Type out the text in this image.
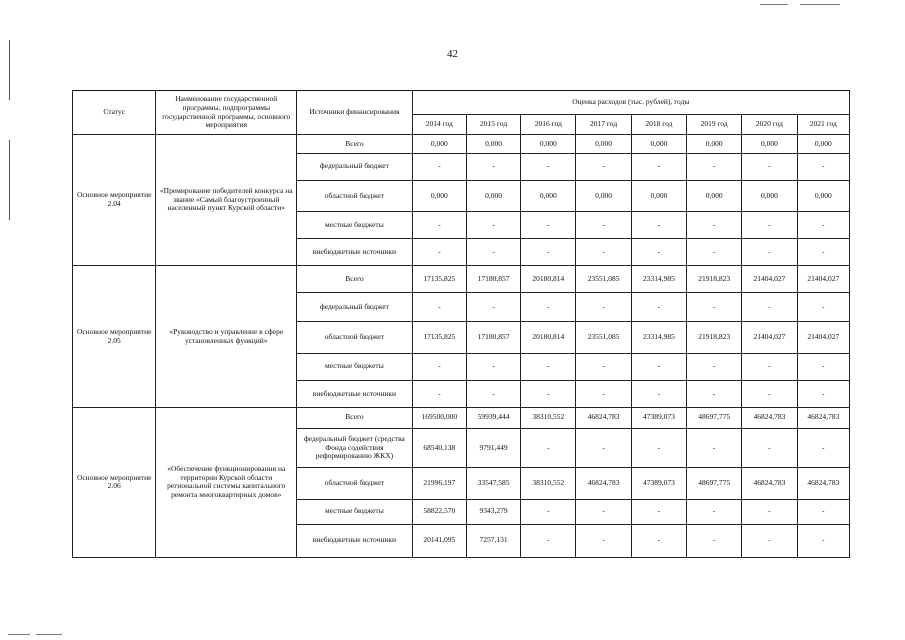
42
Статус	Наименование государственной программы, подпрограммы государственной программы, основного мероприятия	Источники финансирования	Оценка расходов (тыс. рублей), годы							
			2014 год	2015 год	2016 год	2017 год	2018 год	2019 год	2020 год	2021 год
Основное мероприятие 2.04	«Премирование победителей конкурса на звание «Самый благоустроенный населенный пункт Курской области»	Всего	0,000	0,000	0,000	0,000	0,000	0,000	0,000	0,000
		федеральный бюджет	-	-	-	-	-	-	-	-
		областной бюджет	0,000	0,000	0,000	0,000	0,000	0,000	0,000	0,000
		местные бюджеты	-	-	-	-	-	-	-	-
		внебюджетные источники	-	-	-	-	-	-	-	-
Основное мероприятие 2.05	«Руководство и управление в сфере установленных функций»	Всего	17135,825	17180,857	20180,814	23551,085	23314,985	21918,823	21404,027	21404,027
		федеральный бюджет	-	-	-	-	-	-	-	-
		областной бюджет	17135,825	17180,857	20180,814	23551,085	23314,985	21918,823	21404,027	21404,027
		местные бюджеты	-	-	-	-	-	-	-	-
		внебюджетные источники	-	-	-	-	-	-	-	-
Основное мероприятие 2.06	«Обеспечение функционирования на территории Курской области региональной системы капитального ремонта многоквартирных домов»	Всего	169500,000	59939,444	38310,552	46824,783	47389,073	48697,775	46824,783	46824,783
		федеральный бюджет (средства Фонда содействия реформированию ЖКХ)	68540,138	9791,449	-	-	-	-	-	-
		областной бюджет	21996,197	33547,585	38310,552	46824,783	47389,073	48697,775	46824,783	46824,783
		местные бюджеты	58822,570	9343,279	-	-	-	-	-	-
		внебюджетные источники	20141,095	7257,131	-	-	-	-	-	-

====

## Your goal
Omit the pictures and restate the rest of the records verbatim.

## Final result
Type out the text in this image.
42
Статус	Наименование государственной программы, подпрограммы государственной программы, основного мероприятия	Источники финансирования	Оценка расходов (тыс. рублей), годы							
			2014 год	2015 год	2016 год	2017 год	2018 год	2019 год	2020 год	2021 год
Основное мероприятие 2.04	«Премирование победителей конкурса на звание «Самый благоустроенный населенный пункт Курской области»	Всего	0,000	0,000	0,000	0,000	0,000	0,000	0,000	0,000
		федеральный бюджет	-	-	-	-	-	-	-	-
		областной бюджет	0,000	0,000	0,000	0,000	0,000	0,000	0,000	0,000
		местные бюджеты	-	-	-	-	-	-	-	-
		внебюджетные источники	-	-	-	-	-	-	-	-
Основное мероприятие 2.05	«Руководство и управление в сфере установленных функций»	Всего	17135,825	17180,857	20180,814	23551,085	23314,985	21918,823	21404,027	21404,027
		федеральный бюджет	-	-	-	-	-	-	-	-
		областной бюджет	17135,825	17180,857	20180,814	23551,085	23314,985	21918,823	21404,027	21404,027
		местные бюджеты	-	-	-	-	-	-	-	-
		внебюджетные источники	-	-	-	-	-	-	-	-
Основное мероприятие 2.06	«Обеспечение функционирования на территории Курской области региональной системы капитального ремонта многоквартирных домов»	Всего	169500,000	59939,444	38310,552	46824,783	47389,073	48697,775	46824,783	46824,783
		федеральный бюджет (средства Фонда содействия реформированию ЖКХ)	68540,138	9791,449	-	-	-	-	-	-
		областной бюджет	21996,197	33547,585	38310,552	46824,783	47389,073	48697,775	46824,783	46824,783
		местные бюджеты	58822,570	9343,279	-	-	-	-	-	-
		внебюджетные источники	20141,095	7257,131	-	-	-	-	-	-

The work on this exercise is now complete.